Task requirements:
Report the count of lines holding "color" in the records, with no other words.

Dataset extract:
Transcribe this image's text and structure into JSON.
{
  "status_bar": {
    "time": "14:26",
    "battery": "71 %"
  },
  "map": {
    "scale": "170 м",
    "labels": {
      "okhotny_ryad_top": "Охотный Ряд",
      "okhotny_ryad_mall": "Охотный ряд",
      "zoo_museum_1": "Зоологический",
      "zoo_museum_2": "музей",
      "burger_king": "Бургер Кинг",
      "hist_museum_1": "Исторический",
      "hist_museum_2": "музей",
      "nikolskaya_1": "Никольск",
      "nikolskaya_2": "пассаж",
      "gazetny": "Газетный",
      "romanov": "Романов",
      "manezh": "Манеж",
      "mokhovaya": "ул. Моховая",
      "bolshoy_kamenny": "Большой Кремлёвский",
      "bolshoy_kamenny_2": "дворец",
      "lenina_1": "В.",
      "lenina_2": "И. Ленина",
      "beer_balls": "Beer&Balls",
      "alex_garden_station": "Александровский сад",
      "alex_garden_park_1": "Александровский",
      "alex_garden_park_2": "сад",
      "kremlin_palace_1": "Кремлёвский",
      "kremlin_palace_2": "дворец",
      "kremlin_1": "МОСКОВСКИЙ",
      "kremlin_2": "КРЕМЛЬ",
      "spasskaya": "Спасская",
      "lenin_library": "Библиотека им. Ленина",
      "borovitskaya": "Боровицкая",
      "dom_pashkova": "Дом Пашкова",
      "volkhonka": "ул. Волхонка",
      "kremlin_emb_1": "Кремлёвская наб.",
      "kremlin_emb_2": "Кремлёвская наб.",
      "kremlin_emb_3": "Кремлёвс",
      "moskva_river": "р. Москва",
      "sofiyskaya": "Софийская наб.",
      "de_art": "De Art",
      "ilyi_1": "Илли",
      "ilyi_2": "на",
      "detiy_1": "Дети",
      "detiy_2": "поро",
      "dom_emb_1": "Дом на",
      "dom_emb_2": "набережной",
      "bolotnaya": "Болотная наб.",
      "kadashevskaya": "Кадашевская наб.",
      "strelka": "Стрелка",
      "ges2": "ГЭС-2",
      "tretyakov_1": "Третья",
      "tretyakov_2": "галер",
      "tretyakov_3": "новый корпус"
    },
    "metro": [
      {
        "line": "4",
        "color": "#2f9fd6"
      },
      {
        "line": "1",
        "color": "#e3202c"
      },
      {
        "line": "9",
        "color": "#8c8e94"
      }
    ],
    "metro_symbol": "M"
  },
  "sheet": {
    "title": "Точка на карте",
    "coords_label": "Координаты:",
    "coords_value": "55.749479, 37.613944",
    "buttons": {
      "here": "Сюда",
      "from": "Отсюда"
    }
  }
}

The output:
3